Provide the count of lines that hold "page" and no other output.

-- start SOURCE DATA --

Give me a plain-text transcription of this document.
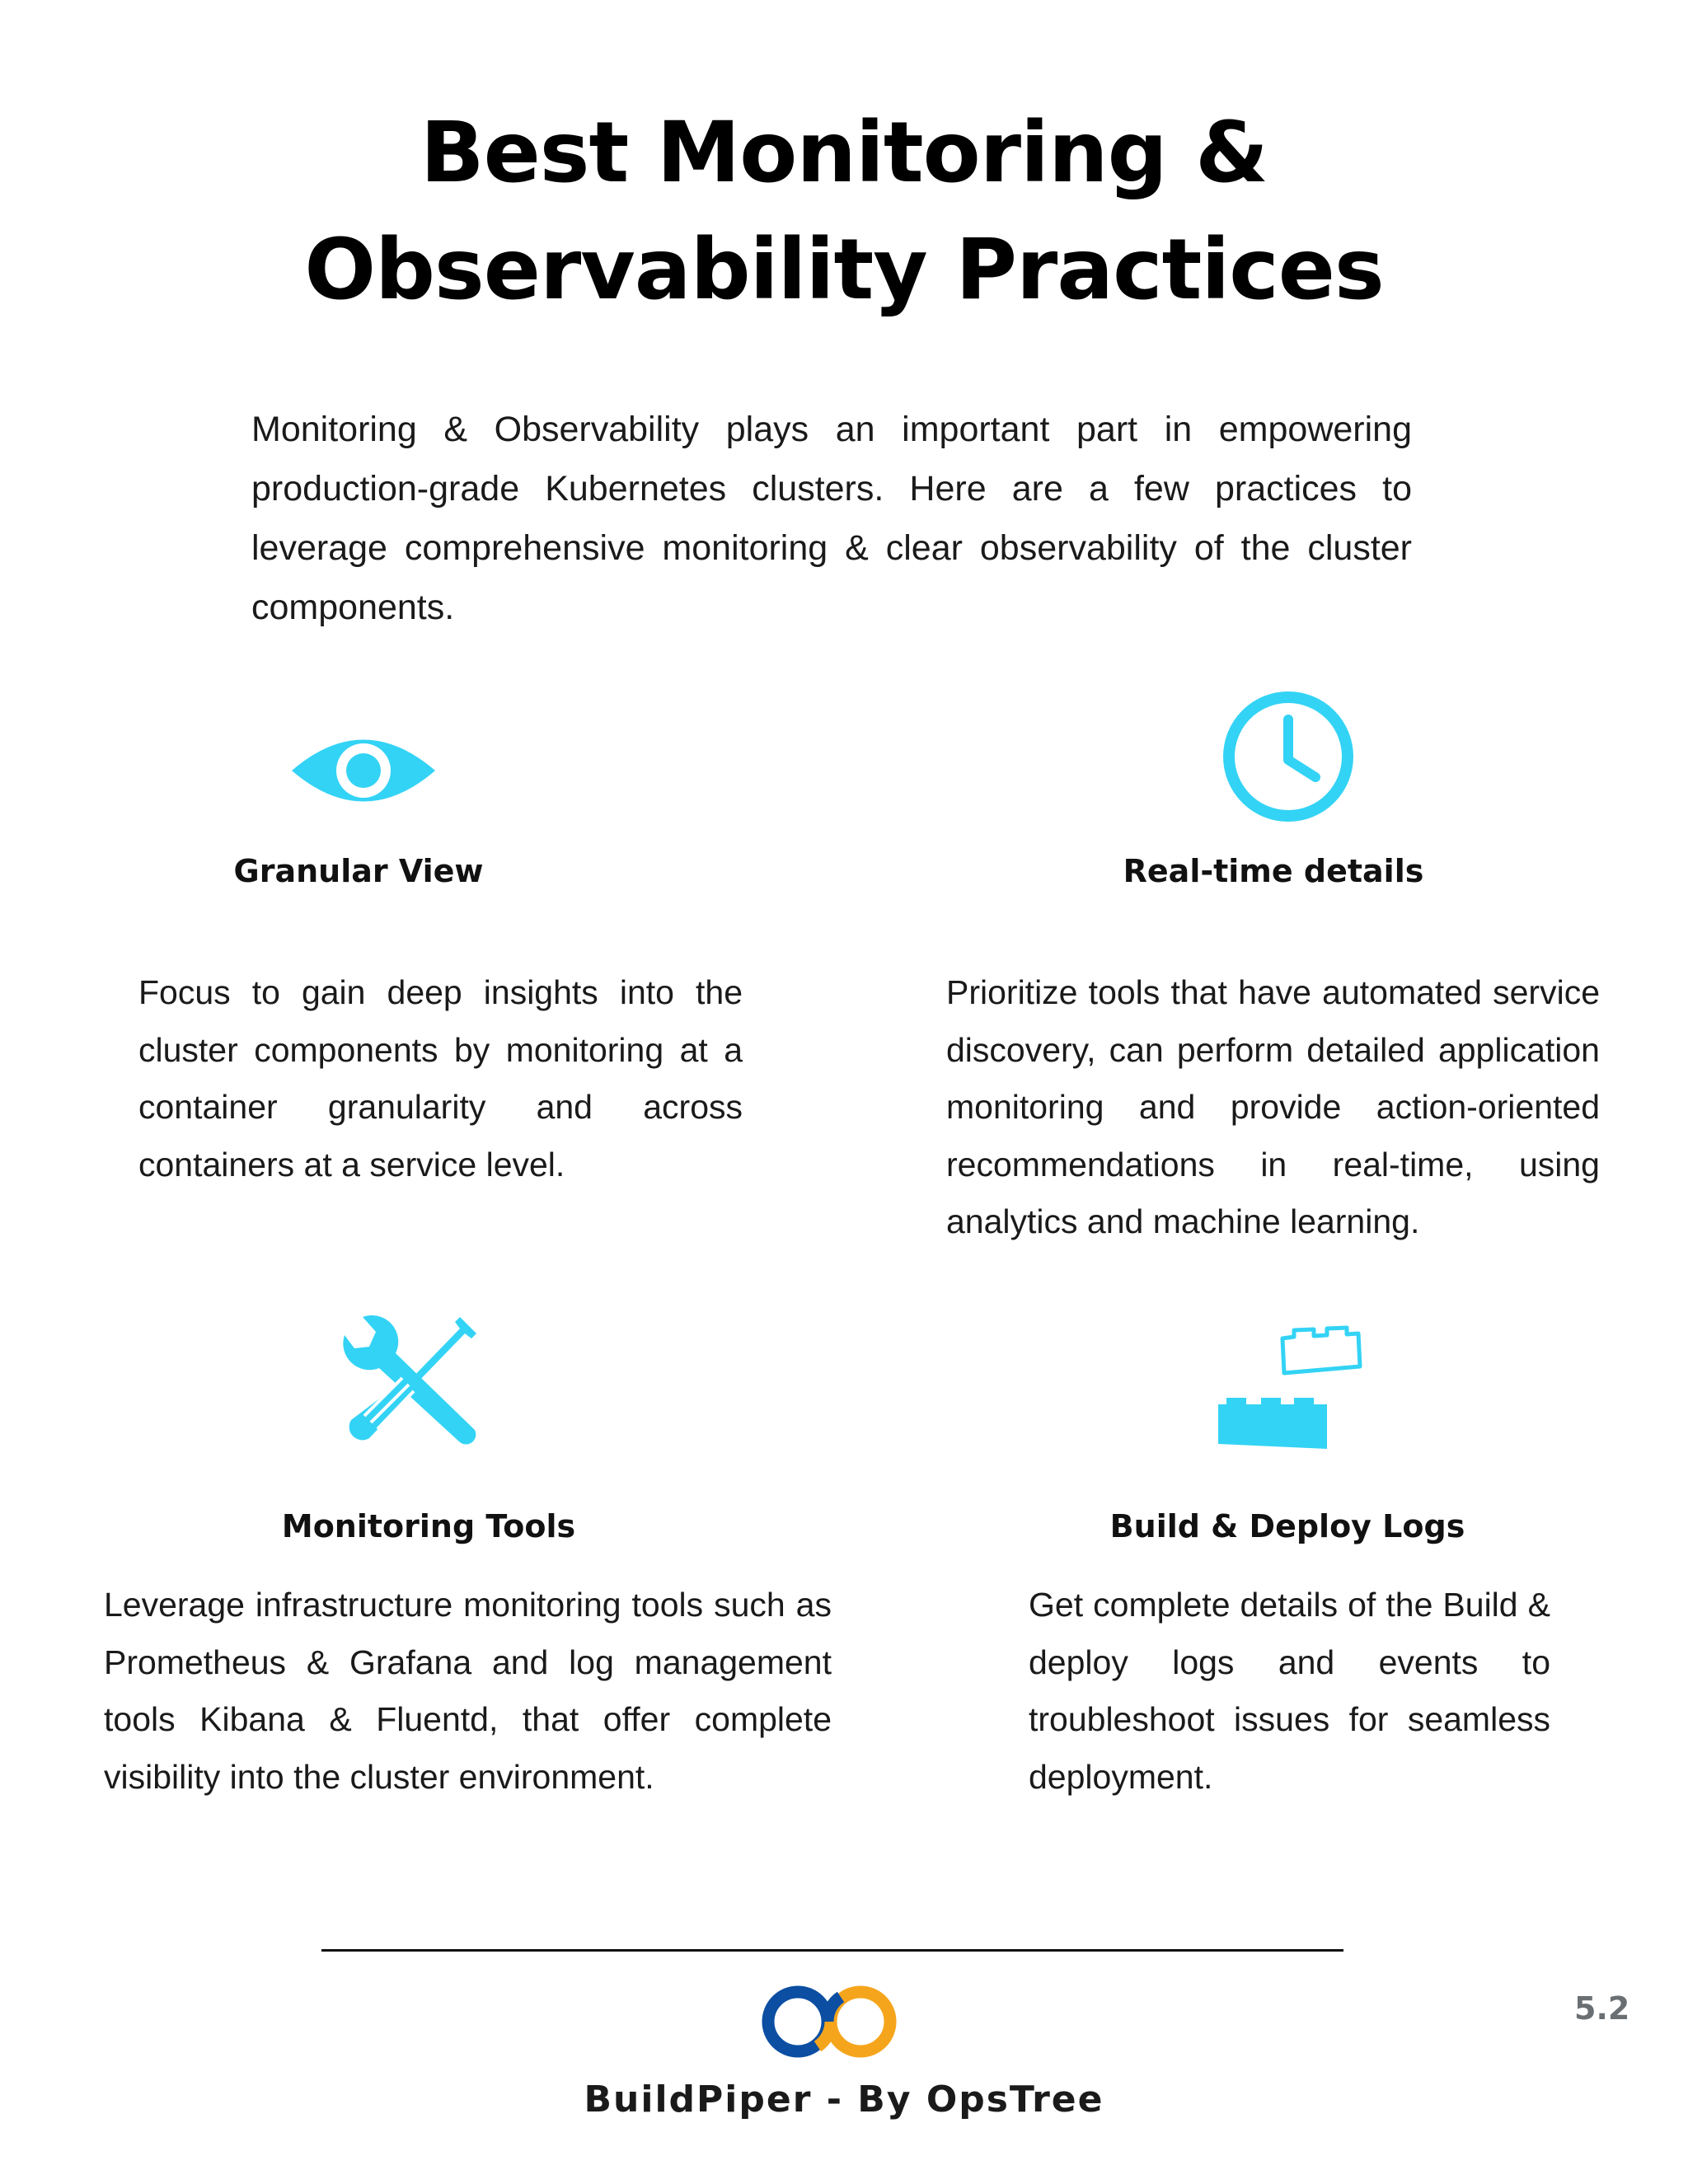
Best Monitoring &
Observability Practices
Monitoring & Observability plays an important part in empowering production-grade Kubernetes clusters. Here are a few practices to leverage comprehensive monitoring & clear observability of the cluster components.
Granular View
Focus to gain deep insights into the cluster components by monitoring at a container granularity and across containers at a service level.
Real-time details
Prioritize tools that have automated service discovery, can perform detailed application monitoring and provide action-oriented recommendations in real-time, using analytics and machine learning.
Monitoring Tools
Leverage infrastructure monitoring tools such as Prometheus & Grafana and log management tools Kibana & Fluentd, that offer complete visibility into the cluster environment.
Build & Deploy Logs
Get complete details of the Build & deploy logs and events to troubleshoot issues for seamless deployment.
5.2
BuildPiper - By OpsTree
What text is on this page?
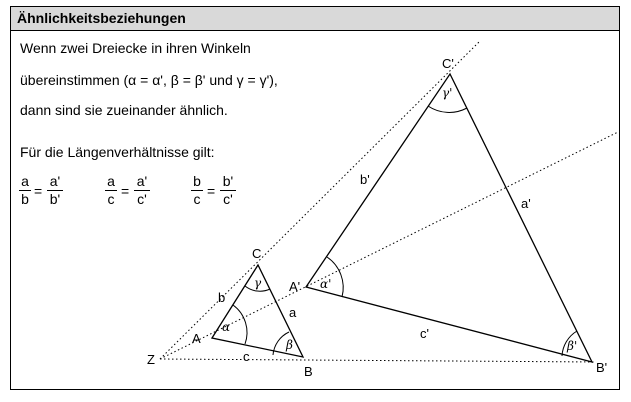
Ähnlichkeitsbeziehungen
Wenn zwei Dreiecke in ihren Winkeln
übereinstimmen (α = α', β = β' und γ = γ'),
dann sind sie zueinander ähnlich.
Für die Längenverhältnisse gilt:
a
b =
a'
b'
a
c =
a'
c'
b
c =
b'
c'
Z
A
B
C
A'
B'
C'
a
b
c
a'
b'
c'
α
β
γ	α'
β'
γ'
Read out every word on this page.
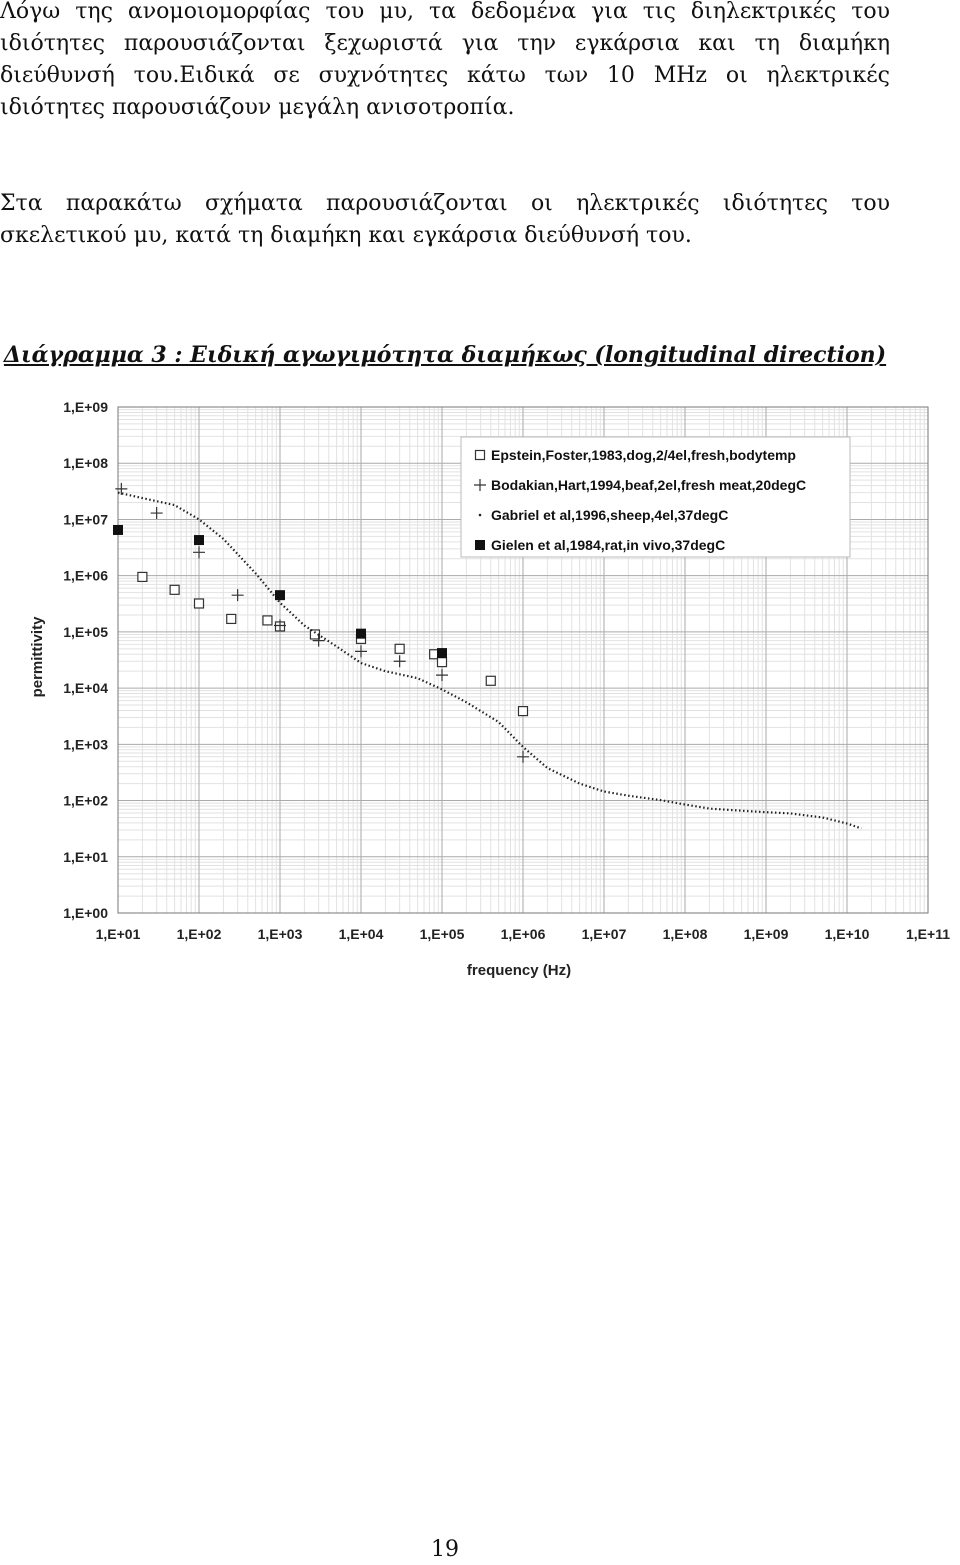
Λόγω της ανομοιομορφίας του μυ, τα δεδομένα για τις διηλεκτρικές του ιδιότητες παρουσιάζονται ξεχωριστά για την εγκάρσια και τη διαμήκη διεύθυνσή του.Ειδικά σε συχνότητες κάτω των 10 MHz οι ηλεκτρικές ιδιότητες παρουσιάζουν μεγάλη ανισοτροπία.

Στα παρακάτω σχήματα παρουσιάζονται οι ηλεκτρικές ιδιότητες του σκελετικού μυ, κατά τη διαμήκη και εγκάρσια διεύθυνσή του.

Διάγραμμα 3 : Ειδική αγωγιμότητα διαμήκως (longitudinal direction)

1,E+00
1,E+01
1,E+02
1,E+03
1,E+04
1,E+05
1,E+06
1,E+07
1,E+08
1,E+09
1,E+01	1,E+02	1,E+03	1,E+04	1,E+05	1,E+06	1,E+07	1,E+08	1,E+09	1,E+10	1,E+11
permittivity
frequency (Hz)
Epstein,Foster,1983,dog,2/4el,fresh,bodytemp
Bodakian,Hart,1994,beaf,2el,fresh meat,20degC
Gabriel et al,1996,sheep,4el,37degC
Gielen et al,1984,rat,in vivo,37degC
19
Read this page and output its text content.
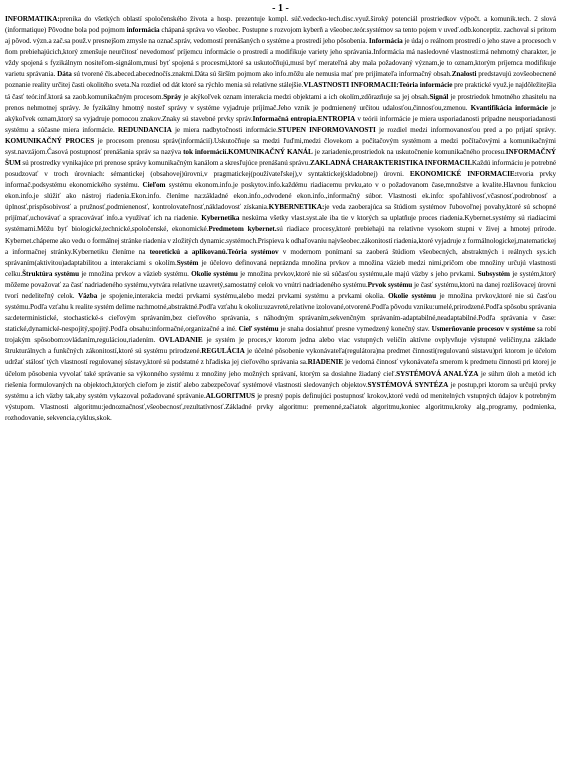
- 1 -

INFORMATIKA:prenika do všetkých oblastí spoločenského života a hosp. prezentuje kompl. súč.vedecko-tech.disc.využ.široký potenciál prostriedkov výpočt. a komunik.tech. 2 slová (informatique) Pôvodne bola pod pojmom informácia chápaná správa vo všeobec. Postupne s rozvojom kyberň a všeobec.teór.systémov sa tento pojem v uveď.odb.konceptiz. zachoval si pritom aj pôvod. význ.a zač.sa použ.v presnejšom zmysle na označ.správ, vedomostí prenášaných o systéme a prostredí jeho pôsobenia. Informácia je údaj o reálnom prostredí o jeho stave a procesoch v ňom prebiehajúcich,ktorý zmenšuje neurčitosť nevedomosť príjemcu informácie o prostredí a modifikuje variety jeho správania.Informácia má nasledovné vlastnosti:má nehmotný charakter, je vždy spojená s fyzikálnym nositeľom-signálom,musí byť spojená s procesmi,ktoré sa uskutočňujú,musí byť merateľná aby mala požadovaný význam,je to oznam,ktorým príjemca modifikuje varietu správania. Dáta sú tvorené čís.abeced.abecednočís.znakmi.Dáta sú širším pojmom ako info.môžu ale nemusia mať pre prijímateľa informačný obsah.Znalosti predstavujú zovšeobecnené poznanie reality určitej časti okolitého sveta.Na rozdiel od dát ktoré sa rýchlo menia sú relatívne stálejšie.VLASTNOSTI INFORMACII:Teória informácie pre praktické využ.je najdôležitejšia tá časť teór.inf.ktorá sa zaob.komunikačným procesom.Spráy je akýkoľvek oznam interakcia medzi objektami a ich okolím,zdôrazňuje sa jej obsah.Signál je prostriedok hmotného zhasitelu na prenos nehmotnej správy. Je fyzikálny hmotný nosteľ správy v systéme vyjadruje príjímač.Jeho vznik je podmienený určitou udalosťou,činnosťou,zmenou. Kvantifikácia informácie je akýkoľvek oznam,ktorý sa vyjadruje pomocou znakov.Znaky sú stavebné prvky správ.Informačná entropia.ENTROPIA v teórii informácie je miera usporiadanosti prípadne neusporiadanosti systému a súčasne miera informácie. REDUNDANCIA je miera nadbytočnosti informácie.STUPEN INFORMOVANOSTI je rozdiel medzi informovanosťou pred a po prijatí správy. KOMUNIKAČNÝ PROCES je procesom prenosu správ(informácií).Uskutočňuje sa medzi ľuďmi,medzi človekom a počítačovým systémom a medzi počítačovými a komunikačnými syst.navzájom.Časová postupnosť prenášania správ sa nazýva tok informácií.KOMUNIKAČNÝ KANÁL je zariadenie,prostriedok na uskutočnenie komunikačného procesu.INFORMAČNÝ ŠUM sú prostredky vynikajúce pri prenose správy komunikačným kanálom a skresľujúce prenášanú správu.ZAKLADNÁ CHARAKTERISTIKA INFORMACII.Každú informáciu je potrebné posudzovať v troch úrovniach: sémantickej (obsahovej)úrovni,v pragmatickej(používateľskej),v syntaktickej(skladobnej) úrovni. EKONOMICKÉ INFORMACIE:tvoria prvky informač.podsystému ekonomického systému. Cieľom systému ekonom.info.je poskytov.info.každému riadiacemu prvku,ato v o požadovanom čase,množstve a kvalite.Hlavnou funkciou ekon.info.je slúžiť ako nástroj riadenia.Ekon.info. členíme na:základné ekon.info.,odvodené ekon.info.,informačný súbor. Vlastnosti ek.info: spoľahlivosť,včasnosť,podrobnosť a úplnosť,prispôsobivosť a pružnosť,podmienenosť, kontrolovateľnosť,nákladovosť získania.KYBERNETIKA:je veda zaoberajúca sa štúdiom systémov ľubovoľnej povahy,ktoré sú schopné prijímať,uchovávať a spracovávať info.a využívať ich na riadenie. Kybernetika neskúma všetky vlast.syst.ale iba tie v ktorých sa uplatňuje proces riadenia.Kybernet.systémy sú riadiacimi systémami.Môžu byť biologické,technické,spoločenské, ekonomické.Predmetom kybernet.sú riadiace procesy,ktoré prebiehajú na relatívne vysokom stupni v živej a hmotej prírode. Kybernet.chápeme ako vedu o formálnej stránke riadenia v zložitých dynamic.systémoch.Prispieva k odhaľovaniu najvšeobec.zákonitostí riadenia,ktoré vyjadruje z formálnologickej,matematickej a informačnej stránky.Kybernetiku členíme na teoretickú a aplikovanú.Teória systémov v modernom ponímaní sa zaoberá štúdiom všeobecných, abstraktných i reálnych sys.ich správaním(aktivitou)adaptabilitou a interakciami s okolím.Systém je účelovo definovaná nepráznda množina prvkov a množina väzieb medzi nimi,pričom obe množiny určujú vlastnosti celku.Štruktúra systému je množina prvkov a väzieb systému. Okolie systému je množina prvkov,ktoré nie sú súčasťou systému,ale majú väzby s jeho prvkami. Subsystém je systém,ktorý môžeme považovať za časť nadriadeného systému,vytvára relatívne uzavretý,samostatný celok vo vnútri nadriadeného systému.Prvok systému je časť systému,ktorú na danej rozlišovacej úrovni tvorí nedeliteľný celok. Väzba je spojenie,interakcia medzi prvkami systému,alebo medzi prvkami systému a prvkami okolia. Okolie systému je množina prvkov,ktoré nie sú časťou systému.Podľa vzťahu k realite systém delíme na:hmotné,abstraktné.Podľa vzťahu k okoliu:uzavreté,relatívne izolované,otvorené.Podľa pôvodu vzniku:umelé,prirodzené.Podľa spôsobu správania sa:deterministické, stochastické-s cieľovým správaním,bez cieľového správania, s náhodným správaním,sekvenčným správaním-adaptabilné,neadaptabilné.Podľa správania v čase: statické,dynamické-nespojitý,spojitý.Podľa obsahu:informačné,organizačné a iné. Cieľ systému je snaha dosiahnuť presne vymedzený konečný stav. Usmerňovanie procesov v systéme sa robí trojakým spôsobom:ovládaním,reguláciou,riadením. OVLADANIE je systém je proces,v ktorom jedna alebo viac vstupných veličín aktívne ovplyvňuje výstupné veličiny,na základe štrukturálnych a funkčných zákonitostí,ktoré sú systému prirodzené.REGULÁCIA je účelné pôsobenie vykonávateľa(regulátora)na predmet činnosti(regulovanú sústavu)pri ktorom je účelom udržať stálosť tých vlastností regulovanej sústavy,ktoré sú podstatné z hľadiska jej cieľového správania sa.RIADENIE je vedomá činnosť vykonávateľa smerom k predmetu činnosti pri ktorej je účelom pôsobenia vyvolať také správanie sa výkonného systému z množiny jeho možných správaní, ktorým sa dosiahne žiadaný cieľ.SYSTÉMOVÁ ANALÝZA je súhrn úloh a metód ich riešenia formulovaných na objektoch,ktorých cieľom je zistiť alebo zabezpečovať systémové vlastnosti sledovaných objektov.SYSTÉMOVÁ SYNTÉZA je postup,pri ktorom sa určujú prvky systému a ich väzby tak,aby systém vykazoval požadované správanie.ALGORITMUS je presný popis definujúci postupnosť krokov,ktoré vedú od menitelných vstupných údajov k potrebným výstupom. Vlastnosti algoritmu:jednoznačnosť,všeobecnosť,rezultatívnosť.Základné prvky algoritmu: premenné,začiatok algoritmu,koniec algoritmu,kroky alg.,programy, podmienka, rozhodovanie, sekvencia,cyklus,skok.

-- end SOURCE DATA --

* **EXERCISE RESPONSE**:
3